- [Your goal]:
Restate the whole listing word for word. Pictures are left out.

(Extracted records)
--- Start ---
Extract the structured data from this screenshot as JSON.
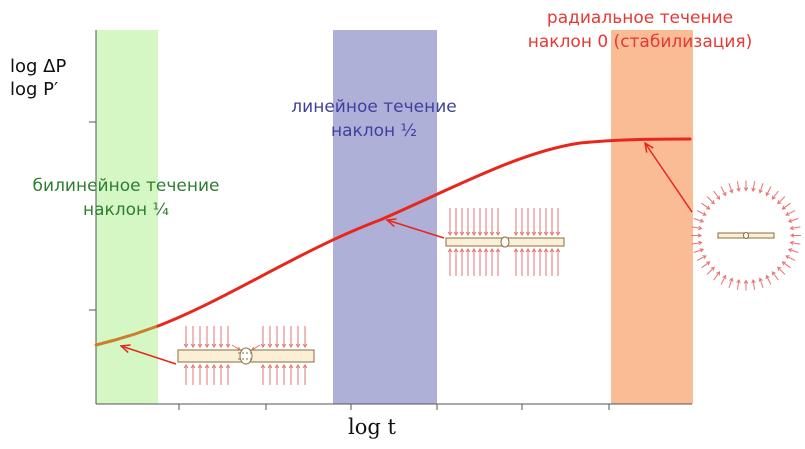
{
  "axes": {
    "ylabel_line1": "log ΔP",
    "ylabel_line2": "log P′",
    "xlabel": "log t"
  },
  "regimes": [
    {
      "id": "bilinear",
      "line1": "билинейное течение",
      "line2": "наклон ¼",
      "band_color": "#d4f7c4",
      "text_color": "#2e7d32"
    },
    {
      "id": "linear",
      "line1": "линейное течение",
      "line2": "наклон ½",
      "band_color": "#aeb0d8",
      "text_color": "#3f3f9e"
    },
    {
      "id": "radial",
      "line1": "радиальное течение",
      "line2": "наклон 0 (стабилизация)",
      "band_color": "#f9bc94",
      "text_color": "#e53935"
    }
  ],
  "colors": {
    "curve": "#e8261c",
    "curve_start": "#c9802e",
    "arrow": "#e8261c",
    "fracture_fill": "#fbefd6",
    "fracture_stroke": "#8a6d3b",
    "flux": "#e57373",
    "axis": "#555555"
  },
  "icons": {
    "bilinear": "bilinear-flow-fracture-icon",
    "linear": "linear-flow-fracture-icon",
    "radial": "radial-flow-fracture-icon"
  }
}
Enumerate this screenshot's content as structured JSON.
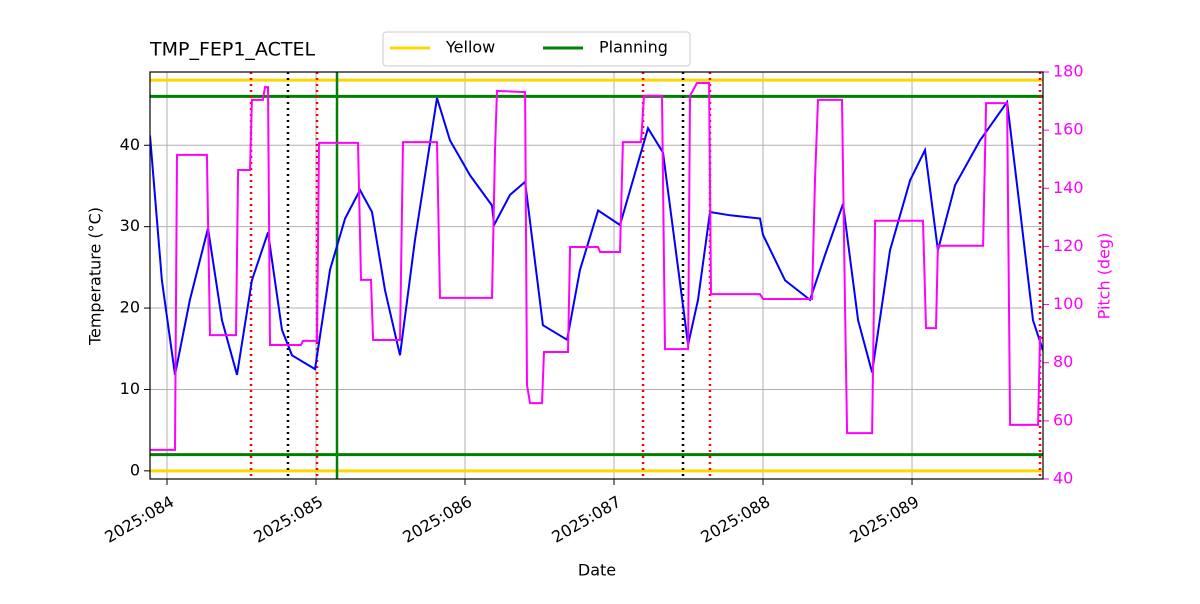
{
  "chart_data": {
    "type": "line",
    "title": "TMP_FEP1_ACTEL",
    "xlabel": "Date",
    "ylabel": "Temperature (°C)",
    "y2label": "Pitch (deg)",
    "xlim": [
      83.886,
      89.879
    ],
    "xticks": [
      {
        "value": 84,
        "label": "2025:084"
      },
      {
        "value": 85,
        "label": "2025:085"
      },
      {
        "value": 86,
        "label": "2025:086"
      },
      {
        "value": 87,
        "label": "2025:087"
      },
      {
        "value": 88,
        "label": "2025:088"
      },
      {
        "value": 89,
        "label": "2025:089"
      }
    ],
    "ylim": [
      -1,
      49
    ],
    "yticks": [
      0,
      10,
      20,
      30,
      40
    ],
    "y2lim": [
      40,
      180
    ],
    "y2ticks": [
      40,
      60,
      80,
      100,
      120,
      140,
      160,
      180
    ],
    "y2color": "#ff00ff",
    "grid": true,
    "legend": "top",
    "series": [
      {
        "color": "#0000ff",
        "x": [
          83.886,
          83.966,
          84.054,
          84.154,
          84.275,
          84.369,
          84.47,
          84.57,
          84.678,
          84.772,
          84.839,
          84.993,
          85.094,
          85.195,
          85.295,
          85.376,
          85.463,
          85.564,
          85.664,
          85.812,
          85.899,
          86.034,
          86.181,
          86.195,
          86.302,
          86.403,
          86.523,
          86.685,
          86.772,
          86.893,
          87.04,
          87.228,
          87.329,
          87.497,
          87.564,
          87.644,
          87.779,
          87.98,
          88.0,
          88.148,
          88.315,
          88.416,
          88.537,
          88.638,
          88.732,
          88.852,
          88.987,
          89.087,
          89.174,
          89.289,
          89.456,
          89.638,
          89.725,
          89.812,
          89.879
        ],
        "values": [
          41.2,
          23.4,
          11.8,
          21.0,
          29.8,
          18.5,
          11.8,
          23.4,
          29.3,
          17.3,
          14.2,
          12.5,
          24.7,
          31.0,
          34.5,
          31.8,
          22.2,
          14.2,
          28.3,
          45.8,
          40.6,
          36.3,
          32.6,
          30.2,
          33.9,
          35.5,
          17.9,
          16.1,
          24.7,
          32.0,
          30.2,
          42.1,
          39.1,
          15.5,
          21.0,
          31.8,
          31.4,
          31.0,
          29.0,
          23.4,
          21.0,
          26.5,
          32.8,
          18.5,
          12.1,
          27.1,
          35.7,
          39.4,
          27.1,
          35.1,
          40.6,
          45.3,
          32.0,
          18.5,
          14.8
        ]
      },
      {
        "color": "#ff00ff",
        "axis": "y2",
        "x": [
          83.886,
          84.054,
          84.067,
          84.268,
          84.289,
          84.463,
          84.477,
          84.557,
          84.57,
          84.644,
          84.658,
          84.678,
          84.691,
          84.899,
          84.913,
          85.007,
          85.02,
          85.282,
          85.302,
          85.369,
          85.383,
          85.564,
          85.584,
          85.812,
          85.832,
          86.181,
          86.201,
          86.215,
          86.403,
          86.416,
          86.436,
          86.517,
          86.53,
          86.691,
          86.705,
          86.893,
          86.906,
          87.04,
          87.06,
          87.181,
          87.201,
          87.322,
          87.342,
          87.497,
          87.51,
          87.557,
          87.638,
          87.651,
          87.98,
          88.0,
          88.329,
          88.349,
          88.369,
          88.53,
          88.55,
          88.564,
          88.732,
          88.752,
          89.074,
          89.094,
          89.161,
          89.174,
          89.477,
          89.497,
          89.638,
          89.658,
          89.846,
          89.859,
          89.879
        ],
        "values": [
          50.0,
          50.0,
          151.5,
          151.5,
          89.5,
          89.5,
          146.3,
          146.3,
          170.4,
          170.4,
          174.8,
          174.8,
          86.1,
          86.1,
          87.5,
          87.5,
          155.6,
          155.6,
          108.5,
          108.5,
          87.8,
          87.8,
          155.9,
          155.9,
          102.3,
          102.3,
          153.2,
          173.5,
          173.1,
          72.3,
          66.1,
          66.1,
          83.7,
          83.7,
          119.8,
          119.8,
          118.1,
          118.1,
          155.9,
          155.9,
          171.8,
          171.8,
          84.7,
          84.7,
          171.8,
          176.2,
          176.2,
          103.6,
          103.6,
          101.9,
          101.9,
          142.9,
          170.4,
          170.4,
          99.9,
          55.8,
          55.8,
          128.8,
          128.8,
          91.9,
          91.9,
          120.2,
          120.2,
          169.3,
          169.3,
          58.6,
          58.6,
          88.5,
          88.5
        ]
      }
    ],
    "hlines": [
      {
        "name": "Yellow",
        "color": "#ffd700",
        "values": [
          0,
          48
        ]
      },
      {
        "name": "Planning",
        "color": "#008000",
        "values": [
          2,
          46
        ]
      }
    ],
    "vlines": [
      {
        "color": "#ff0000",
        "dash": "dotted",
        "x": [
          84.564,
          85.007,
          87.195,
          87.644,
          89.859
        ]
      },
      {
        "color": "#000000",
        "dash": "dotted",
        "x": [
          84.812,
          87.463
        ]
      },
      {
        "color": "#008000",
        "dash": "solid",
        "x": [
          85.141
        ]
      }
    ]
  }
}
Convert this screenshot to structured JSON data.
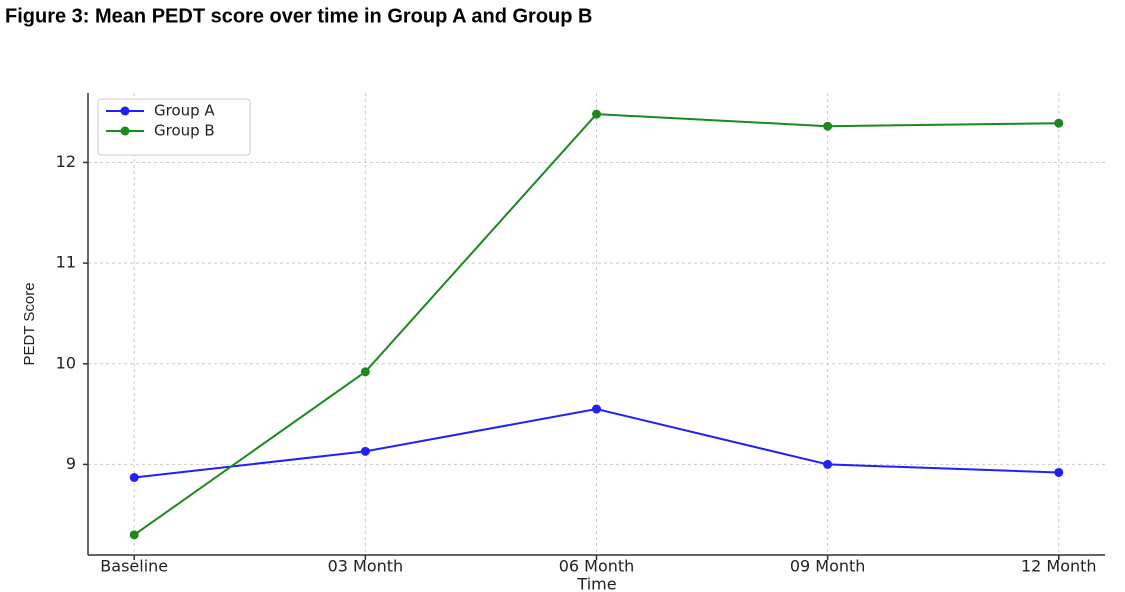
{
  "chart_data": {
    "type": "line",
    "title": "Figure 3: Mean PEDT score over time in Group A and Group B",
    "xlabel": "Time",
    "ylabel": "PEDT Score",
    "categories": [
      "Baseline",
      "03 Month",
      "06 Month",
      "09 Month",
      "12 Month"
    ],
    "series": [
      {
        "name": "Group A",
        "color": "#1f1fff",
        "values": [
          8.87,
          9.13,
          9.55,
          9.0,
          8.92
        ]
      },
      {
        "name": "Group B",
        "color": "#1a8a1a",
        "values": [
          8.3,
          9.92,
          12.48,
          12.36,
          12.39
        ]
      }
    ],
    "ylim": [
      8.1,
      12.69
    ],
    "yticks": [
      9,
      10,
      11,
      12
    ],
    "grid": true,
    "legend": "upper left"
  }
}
--- End ---
- [Output below]:
Extract the structured data from this screenshot as JSON.
{
  "axes": {
    "ylabel_line1": "log ΔP",
    "ylabel_line2": "log P′",
    "xlabel": "log t"
  },
  "regimes": [
    {
      "id": "bilinear",
      "line1": "билинейное течение",
      "line2": "наклон ¼",
      "band_color": "#d4f7c4",
      "text_color": "#2e7d32"
    },
    {
      "id": "linear",
      "line1": "линейное течение",
      "line2": "наклон ½",
      "band_color": "#aeb0d8",
      "text_color": "#3f3f9e"
    },
    {
      "id": "radial",
      "line1": "радиальное течение",
      "line2": "наклон 0 (стабилизация)",
      "band_color": "#f9bc94",
      "text_color": "#e53935"
    }
  ],
  "colors": {
    "curve": "#e8261c",
    "curve_start": "#c9802e",
    "arrow": "#e8261c",
    "fracture_fill": "#fbefd6",
    "fracture_stroke": "#8a6d3b",
    "flux": "#e57373",
    "axis": "#555555"
  },
  "icons": {
    "bilinear": "bilinear-flow-fracture-icon",
    "linear": "linear-flow-fracture-icon",
    "radial": "radial-flow-fracture-icon"
  }
}
Enumerate this screenshot's content as structured JSON.
{
  "chart_data": {
    "type": "line",
    "title": "TMP_FEP1_ACTEL",
    "xlabel": "Date",
    "ylabel": "Temperature (°C)",
    "y2label": "Pitch (deg)",
    "xlim": [
      83.886,
      89.879
    ],
    "xticks": [
      {
        "value": 84,
        "label": "2025:084"
      },
      {
        "value": 85,
        "label": "2025:085"
      },
      {
        "value": 86,
        "label": "2025:086"
      },
      {
        "value": 87,
        "label": "2025:087"
      },
      {
        "value": 88,
        "label": "2025:088"
      },
      {
        "value": 89,
        "label": "2025:089"
      }
    ],
    "ylim": [
      -1,
      49
    ],
    "yticks": [
      0,
      10,
      20,
      30,
      40
    ],
    "y2lim": [
      40,
      180
    ],
    "y2ticks": [
      40,
      60,
      80,
      100,
      120,
      140,
      160,
      180
    ],
    "y2color": "#ff00ff",
    "grid": true,
    "legend": "top",
    "series": [
      {
        "color": "#0000ff",
        "x": [
          83.886,
          83.966,
          84.054,
          84.154,
          84.275,
          84.369,
          84.47,
          84.57,
          84.678,
          84.772,
          84.839,
          84.993,
          85.094,
          85.195,
          85.295,
          85.376,
          85.463,
          85.564,
          85.664,
          85.812,
          85.899,
          86.034,
          86.181,
          86.195,
          86.302,
          86.403,
          86.523,
          86.685,
          86.772,
          86.893,
          87.04,
          87.228,
          87.329,
          87.497,
          87.564,
          87.644,
          87.779,
          87.98,
          88.0,
          88.148,
          88.315,
          88.416,
          88.537,
          88.638,
          88.732,
          88.852,
          88.987,
          89.087,
          89.174,
          89.289,
          89.456,
          89.638,
          89.725,
          89.812,
          89.879
        ],
        "values": [
          41.2,
          23.4,
          11.8,
          21.0,
          29.8,
          18.5,
          11.8,
          23.4,
          29.3,
          17.3,
          14.2,
          12.5,
          24.7,
          31.0,
          34.5,
          31.8,
          22.2,
          14.2,
          28.3,
          45.8,
          40.6,
          36.3,
          32.6,
          30.2,
          33.9,
          35.5,
          17.9,
          16.1,
          24.7,
          32.0,
          30.2,
          42.1,
          39.1,
          15.5,
          21.0,
          31.8,
          31.4,
          31.0,
          29.0,
          23.4,
          21.0,
          26.5,
          32.8,
          18.5,
          12.1,
          27.1,
          35.7,
          39.4,
          27.1,
          35.1,
          40.6,
          45.3,
          32.0,
          18.5,
          14.8
        ]
      },
      {
        "color": "#ff00ff",
        "axis": "y2",
        "x": [
          83.886,
          84.054,
          84.067,
          84.268,
          84.289,
          84.463,
          84.477,
          84.557,
          84.57,
          84.644,
          84.658,
          84.678,
          84.691,
          84.899,
          84.913,
          85.007,
          85.02,
          85.282,
          85.302,
          85.369,
          85.383,
          85.564,
          85.584,
          85.812,
          85.832,
          86.181,
          86.201,
          86.215,
          86.403,
          86.416,
          86.436,
          86.517,
          86.53,
          86.691,
          86.705,
          86.893,
          86.906,
          87.04,
          87.06,
          87.181,
          87.201,
          87.322,
          87.342,
          87.497,
          87.51,
          87.557,
          87.638,
          87.651,
          87.98,
          88.0,
          88.329,
          88.349,
          88.369,
          88.53,
          88.55,
          88.564,
          88.732,
          88.752,
          89.074,
          89.094,
          89.161,
          89.174,
          89.477,
          89.497,
          89.638,
          89.658,
          89.846,
          89.859,
          89.879
        ],
        "values": [
          50.0,
          50.0,
          151.5,
          151.5,
          89.5,
          89.5,
          146.3,
          146.3,
          170.4,
          170.4,
          174.8,
          174.8,
          86.1,
          86.1,
          87.5,
          87.5,
          155.6,
          155.6,
          108.5,
          108.5,
          87.8,
          87.8,
          155.9,
          155.9,
          102.3,
          102.3,
          153.2,
          173.5,
          173.1,
          72.3,
          66.1,
          66.1,
          83.7,
          83.7,
          119.8,
          119.8,
          118.1,
          118.1,
          155.9,
          155.9,
          171.8,
          171.8,
          84.7,
          84.7,
          171.8,
          176.2,
          176.2,
          103.6,
          103.6,
          101.9,
          101.9,
          142.9,
          170.4,
          170.4,
          99.9,
          55.8,
          55.8,
          128.8,
          128.8,
          91.9,
          91.9,
          120.2,
          120.2,
          169.3,
          169.3,
          58.6,
          58.6,
          88.5,
          88.5
        ]
      }
    ],
    "hlines": [
      {
        "name": "Yellow",
        "color": "#ffd700",
        "values": [
          0,
          48
        ]
      },
      {
        "name": "Planning",
        "color": "#008000",
        "values": [
          2,
          46
        ]
      }
    ],
    "vlines": [
      {
        "color": "#ff0000",
        "dash": "dotted",
        "x": [
          84.564,
          85.007,
          87.195,
          87.644,
          89.859
        ]
      },
      {
        "color": "#000000",
        "dash": "dotted",
        "x": [
          84.812,
          87.463
        ]
      },
      {
        "color": "#008000",
        "dash": "solid",
        "x": [
          85.141
        ]
      }
    ]
  }
}
Convert this screenshot to structured JSON data.
{
  "chart_data": {
    "type": "line",
    "title": "Figure 3: Mean PEDT score over time in Group A and Group B",
    "xlabel": "Time",
    "ylabel": "PEDT Score",
    "categories": [
      "Baseline",
      "03 Month",
      "06 Month",
      "09 Month",
      "12 Month"
    ],
    "series": [
      {
        "name": "Group A",
        "color": "#1f1fff",
        "values": [
          8.87,
          9.13,
          9.55,
          9.0,
          8.92
        ]
      },
      {
        "name": "Group B",
        "color": "#1a8a1a",
        "values": [
          8.3,
          9.92,
          12.48,
          12.36,
          12.39
        ]
      }
    ],
    "ylim": [
      8.1,
      12.69
    ],
    "yticks": [
      9,
      10,
      11,
      12
    ],
    "grid": true,
    "legend": "upper left"
  }
}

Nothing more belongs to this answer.